* **Problem description**
Find every line in the records that holds the string "Remote". Copy each one.

* **Records to process**

==========

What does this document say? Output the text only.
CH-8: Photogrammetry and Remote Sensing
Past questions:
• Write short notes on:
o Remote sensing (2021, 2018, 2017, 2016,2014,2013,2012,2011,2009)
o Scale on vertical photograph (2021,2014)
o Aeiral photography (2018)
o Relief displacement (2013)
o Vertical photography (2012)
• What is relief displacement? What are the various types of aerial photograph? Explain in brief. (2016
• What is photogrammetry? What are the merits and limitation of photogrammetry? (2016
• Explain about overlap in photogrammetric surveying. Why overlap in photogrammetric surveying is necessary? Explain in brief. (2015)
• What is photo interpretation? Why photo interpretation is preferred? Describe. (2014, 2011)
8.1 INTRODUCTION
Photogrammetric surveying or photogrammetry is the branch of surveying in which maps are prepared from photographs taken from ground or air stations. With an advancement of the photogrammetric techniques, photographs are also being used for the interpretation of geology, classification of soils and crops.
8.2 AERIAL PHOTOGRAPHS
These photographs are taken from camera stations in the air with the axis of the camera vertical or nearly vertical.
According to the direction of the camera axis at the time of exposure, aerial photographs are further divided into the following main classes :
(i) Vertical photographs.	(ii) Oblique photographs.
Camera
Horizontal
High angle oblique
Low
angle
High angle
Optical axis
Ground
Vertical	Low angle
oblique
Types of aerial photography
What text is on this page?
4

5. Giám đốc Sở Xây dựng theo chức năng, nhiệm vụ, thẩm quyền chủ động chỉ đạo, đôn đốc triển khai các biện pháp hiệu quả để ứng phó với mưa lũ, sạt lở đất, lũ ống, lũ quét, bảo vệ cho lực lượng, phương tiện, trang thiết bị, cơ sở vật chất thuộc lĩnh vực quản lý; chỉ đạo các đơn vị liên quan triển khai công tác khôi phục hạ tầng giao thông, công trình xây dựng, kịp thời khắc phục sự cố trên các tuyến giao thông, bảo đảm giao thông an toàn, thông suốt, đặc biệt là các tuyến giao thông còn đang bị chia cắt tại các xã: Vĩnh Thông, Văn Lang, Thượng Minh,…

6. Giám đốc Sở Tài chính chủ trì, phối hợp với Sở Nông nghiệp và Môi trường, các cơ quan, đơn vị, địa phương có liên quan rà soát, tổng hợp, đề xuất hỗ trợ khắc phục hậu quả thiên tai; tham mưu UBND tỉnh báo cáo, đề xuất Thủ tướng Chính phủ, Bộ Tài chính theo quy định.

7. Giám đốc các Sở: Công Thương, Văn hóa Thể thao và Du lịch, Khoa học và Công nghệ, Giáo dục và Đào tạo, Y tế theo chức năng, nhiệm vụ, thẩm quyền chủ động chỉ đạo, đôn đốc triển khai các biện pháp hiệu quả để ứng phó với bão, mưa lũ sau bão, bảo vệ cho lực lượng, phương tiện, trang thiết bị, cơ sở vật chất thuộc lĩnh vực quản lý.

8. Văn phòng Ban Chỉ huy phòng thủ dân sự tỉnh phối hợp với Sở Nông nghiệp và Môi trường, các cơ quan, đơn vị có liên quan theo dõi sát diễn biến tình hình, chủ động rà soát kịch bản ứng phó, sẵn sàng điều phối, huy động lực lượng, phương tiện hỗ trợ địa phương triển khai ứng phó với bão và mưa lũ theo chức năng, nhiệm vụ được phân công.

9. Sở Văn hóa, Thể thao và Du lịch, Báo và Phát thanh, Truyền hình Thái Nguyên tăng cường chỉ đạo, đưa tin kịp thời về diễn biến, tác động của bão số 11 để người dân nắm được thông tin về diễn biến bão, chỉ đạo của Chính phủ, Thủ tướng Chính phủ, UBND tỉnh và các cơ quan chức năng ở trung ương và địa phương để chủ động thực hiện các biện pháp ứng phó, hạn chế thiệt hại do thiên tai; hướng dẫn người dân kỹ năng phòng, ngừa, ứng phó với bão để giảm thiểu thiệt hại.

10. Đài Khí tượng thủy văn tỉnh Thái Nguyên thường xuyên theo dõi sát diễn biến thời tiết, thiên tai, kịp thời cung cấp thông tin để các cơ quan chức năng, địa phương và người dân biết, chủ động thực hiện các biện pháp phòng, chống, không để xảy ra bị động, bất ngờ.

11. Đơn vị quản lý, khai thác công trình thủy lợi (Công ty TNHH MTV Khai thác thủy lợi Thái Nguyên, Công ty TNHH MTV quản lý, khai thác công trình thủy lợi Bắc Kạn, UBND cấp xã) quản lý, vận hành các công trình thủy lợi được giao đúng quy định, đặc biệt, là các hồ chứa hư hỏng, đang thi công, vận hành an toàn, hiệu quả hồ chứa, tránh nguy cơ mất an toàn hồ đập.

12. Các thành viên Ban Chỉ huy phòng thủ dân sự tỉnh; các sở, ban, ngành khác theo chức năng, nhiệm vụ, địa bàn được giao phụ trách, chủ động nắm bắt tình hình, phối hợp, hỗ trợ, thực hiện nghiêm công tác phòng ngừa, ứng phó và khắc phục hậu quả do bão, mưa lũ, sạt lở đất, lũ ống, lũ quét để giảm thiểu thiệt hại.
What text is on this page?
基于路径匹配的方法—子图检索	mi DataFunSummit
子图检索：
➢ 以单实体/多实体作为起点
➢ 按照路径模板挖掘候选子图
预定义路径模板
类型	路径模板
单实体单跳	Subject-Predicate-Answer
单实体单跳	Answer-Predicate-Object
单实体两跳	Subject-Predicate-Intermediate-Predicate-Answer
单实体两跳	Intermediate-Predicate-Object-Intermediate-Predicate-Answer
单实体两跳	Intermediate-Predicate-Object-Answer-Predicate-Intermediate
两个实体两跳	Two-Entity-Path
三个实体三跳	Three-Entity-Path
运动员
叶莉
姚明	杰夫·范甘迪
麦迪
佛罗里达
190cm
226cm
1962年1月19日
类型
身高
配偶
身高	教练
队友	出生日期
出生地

==========

* **Output for this task**
CH-8: Photogrammetry and Remote Sensing
o Remote sensing (2021, 2018, 2017, 2016,2014,2013,2012,2011,2009)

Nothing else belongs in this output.